[Dataset records]
-.-.-

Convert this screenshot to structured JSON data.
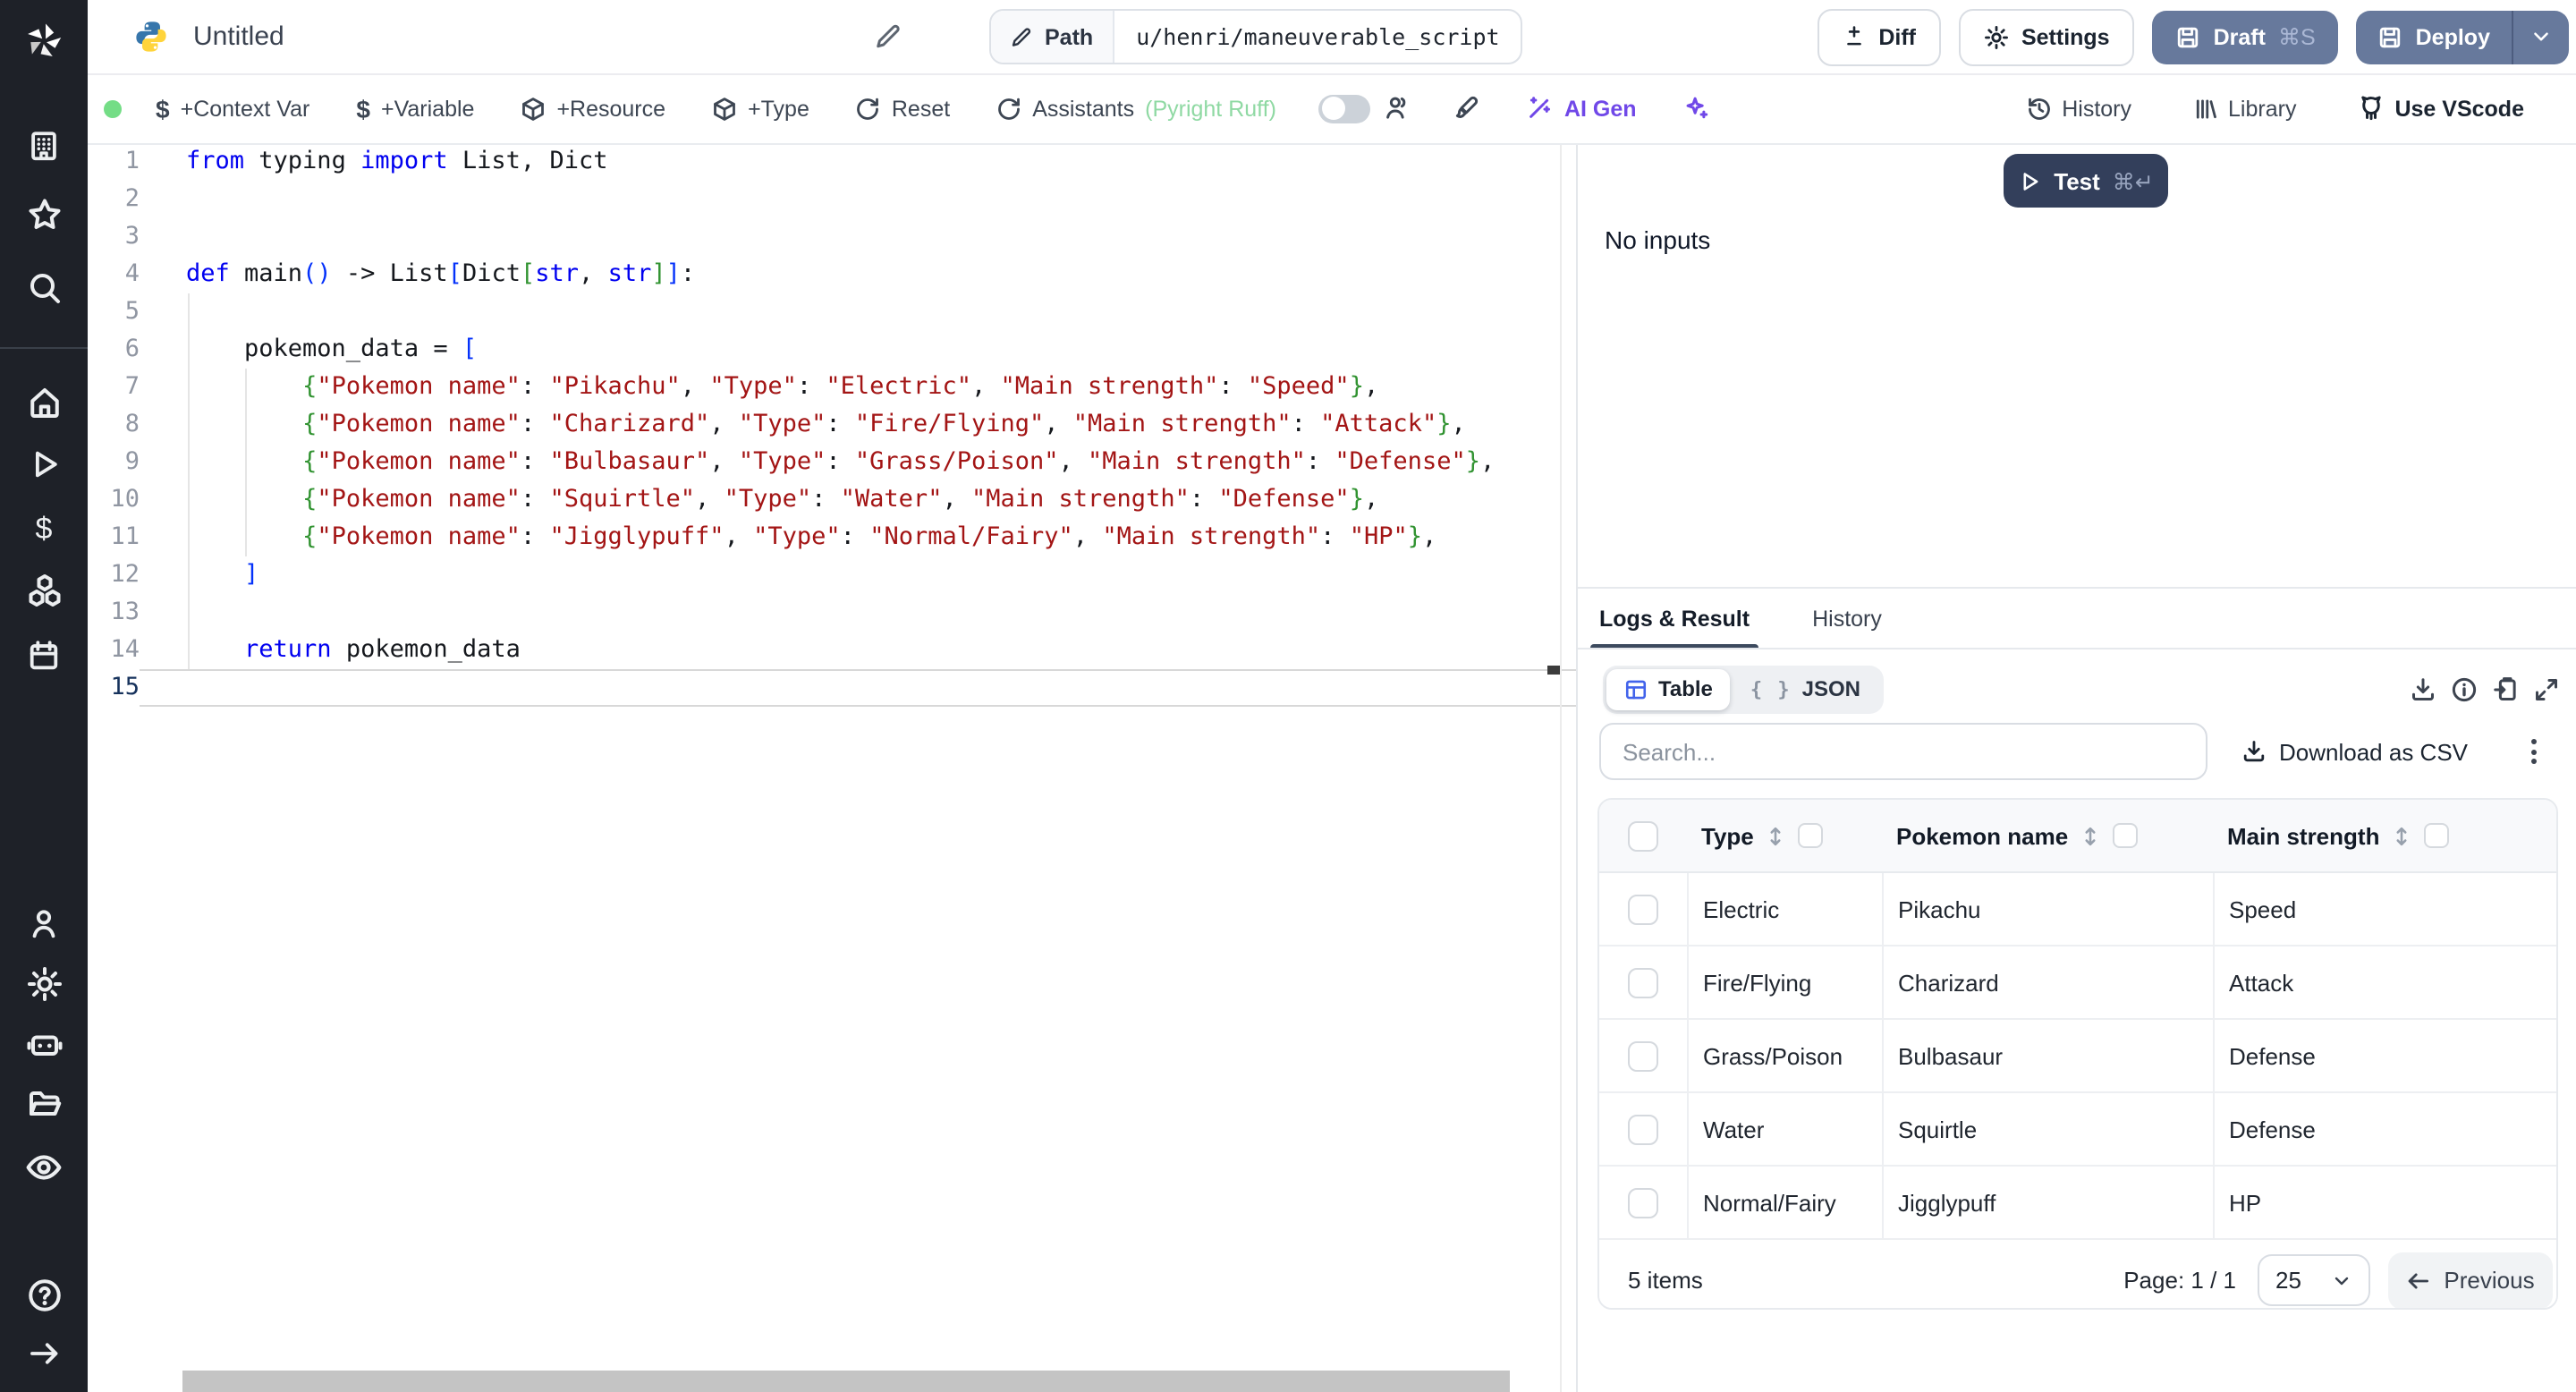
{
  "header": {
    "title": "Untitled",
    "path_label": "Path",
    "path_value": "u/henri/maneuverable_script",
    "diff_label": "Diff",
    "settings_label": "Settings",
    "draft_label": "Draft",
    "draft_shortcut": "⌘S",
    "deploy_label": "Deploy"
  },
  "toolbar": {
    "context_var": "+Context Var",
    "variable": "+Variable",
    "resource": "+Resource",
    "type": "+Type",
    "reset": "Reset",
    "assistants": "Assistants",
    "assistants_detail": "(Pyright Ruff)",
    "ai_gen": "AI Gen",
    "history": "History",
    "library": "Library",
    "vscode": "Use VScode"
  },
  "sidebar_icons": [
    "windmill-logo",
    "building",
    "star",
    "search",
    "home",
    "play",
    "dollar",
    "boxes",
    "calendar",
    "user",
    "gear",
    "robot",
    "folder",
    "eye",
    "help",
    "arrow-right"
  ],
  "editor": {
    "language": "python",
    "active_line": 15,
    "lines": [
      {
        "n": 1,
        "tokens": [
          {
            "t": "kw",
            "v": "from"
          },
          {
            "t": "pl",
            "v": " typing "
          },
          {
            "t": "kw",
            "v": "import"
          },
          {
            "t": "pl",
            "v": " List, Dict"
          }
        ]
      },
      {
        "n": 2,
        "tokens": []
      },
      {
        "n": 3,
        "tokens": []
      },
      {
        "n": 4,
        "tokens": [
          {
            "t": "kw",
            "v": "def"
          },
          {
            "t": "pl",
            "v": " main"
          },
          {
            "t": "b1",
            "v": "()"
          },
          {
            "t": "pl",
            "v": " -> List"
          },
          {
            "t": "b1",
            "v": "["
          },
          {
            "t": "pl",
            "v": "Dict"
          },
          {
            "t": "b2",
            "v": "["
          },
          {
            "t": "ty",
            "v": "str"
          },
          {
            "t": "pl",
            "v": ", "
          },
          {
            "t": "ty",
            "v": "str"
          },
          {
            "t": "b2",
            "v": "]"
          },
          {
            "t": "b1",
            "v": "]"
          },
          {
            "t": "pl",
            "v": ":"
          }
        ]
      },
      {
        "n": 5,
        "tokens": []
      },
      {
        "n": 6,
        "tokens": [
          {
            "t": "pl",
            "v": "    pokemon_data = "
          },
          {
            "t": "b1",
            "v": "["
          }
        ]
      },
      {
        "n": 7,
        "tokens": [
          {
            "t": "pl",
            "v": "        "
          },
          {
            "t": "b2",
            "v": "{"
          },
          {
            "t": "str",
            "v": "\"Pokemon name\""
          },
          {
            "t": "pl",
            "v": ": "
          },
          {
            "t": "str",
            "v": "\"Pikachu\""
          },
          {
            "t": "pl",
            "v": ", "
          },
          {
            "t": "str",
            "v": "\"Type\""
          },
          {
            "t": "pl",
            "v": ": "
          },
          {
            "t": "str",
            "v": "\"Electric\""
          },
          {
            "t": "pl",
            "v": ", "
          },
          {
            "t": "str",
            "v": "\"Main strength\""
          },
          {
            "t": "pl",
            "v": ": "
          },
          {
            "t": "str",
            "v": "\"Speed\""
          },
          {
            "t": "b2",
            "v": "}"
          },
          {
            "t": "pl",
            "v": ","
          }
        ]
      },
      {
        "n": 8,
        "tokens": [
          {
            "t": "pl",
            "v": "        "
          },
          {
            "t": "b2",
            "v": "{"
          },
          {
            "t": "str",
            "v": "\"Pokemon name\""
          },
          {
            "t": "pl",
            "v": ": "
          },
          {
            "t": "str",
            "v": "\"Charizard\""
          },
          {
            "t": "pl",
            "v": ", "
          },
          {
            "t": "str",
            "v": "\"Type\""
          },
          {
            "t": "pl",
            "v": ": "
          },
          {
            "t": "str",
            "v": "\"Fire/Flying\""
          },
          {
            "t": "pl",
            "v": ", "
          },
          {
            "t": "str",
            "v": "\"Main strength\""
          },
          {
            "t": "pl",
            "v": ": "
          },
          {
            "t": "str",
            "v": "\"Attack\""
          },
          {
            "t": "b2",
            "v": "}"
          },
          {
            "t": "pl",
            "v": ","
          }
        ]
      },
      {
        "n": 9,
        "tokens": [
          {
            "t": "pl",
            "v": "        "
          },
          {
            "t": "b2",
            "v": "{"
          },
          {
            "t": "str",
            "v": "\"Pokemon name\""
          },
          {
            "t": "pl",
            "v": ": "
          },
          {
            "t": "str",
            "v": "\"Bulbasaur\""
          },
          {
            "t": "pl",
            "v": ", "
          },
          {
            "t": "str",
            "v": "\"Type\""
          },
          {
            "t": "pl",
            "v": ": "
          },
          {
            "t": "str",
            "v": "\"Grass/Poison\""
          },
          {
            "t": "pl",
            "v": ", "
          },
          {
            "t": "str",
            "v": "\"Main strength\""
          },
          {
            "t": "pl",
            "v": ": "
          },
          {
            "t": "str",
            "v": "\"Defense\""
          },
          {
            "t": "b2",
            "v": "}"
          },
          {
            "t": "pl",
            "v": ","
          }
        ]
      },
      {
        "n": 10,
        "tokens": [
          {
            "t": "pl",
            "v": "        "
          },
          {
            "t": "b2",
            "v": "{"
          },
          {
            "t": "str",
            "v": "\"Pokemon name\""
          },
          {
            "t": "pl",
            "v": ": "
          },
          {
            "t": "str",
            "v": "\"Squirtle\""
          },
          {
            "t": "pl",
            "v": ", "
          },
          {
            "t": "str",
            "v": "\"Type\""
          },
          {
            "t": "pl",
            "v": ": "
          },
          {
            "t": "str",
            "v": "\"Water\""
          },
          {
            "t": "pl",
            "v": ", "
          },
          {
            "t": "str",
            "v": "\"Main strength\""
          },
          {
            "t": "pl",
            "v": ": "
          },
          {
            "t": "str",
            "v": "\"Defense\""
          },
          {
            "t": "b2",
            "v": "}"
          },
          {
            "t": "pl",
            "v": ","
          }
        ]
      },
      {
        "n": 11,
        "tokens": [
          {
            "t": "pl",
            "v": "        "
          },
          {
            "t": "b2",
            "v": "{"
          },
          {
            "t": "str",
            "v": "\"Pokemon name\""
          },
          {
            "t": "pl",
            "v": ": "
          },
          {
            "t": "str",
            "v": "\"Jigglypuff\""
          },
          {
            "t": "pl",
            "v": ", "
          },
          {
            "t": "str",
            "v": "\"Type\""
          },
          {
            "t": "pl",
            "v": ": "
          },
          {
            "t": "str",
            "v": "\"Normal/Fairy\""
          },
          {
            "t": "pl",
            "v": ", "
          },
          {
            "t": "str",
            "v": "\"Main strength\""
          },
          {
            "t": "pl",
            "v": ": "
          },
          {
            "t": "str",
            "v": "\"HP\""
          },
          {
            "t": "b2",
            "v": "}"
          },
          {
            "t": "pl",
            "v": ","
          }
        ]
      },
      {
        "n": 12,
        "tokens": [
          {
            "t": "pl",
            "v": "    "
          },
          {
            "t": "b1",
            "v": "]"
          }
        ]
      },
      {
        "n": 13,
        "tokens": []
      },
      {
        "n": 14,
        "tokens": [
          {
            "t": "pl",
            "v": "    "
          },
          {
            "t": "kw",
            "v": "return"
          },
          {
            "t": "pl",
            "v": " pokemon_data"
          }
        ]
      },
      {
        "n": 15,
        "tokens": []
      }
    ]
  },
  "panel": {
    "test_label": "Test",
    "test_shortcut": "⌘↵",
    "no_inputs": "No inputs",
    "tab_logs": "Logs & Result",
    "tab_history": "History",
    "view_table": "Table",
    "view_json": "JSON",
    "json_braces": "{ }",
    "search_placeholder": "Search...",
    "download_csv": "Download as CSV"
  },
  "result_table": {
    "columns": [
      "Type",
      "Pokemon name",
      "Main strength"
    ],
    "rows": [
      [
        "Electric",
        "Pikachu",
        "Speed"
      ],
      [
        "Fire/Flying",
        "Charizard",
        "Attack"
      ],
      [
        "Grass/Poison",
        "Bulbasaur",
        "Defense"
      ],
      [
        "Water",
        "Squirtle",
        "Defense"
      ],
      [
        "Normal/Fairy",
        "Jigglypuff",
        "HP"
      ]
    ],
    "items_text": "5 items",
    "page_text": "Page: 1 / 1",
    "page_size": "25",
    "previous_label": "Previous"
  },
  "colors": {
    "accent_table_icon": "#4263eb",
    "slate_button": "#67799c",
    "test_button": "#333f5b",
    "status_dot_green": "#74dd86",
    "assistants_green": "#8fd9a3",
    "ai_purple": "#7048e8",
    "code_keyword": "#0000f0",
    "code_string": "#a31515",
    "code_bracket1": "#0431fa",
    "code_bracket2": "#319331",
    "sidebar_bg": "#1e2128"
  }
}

-.-.-

(Direction):
How many lines in the records above contain the word "History"? Reply with the number alone.

(Written solution):
2